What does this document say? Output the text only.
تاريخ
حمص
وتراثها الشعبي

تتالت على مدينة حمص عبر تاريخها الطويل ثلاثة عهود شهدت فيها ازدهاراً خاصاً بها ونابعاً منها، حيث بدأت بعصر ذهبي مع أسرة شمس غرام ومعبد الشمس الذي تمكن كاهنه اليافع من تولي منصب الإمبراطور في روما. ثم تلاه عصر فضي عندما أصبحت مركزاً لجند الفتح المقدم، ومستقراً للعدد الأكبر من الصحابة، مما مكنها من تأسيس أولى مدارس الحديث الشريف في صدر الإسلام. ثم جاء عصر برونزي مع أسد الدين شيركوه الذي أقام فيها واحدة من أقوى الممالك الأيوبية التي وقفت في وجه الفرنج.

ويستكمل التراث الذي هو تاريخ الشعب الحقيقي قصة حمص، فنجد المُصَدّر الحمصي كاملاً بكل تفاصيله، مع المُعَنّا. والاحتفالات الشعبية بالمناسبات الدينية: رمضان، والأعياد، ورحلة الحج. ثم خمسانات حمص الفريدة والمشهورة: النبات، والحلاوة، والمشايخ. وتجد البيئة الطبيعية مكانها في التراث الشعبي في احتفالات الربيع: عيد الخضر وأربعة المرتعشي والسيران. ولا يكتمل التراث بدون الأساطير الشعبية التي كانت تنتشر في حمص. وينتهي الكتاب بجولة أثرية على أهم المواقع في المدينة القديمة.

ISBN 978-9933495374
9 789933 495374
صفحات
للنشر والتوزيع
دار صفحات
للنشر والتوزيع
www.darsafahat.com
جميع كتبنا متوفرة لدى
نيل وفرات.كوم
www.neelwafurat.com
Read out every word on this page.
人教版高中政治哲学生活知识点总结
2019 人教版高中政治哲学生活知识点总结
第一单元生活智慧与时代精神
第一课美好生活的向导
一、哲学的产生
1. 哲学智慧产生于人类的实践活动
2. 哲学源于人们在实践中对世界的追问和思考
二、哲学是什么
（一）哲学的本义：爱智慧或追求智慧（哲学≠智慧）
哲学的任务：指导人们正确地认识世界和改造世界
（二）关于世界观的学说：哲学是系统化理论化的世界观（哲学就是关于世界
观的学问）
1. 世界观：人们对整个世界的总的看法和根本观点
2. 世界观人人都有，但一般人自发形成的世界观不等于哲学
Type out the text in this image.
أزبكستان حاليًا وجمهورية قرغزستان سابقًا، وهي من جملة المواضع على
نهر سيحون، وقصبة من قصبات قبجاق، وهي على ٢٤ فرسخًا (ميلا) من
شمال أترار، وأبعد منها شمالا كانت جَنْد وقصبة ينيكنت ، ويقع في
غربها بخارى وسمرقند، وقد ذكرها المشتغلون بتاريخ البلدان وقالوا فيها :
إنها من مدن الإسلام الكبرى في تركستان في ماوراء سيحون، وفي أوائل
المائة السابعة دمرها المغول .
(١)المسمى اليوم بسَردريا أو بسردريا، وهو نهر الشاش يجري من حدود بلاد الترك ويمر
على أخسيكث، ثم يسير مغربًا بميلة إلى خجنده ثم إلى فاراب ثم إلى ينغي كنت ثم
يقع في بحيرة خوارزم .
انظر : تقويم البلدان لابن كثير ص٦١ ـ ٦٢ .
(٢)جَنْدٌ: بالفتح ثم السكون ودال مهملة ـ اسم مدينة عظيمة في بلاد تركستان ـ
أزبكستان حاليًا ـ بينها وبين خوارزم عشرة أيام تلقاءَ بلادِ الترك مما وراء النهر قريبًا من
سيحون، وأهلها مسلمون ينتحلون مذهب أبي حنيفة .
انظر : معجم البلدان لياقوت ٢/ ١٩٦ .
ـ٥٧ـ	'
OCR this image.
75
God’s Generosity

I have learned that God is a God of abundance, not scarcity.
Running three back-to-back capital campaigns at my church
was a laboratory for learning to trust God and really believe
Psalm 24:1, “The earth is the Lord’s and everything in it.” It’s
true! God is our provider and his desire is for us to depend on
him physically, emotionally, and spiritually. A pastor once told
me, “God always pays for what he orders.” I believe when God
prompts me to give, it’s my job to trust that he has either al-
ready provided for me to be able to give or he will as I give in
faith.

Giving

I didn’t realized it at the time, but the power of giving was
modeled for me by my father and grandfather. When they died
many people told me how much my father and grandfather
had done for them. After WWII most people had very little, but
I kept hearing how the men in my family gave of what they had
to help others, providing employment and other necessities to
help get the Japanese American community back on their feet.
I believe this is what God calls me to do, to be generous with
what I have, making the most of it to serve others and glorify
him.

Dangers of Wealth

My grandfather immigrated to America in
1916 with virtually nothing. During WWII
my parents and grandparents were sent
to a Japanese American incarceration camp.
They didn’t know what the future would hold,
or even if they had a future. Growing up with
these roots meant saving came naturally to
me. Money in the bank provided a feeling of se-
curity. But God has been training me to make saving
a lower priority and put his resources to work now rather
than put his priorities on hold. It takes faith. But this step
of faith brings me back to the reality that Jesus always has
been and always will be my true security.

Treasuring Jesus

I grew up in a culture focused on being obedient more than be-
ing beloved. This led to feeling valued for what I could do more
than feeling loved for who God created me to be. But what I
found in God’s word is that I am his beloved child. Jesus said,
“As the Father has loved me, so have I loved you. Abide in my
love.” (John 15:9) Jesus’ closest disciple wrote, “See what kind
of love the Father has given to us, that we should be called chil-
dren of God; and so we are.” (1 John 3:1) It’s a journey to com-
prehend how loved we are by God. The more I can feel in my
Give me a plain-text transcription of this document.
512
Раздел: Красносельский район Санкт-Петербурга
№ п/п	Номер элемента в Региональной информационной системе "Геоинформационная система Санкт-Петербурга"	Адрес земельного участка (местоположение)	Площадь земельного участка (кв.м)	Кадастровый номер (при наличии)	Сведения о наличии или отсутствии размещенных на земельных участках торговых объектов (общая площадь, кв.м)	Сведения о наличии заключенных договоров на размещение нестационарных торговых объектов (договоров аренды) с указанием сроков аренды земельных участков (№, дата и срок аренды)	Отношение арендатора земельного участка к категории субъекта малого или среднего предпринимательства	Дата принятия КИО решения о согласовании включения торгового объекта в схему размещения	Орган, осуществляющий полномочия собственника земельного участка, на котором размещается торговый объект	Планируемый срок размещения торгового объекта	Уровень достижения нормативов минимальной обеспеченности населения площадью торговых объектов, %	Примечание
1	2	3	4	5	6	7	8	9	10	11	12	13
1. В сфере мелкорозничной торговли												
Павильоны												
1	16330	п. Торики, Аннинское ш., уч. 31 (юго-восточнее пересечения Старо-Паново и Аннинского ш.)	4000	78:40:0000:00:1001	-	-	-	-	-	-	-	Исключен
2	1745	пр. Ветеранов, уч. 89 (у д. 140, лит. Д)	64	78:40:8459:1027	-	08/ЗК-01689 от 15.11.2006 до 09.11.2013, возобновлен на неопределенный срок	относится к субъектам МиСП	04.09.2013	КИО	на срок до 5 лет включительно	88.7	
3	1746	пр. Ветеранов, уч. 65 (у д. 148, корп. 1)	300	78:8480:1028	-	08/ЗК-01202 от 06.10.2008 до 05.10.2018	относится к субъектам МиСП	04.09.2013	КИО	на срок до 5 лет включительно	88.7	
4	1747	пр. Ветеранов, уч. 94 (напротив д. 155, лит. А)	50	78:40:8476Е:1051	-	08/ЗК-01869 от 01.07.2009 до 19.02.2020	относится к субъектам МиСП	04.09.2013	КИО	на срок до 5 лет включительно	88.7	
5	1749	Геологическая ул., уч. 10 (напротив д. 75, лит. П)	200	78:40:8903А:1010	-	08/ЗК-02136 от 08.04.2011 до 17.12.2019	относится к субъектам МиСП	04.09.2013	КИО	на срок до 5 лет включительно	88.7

+ + + + +

_Work to be completed_. Determine how many lines of the material include the string "word". Output only that count.

_Result of this task_. 2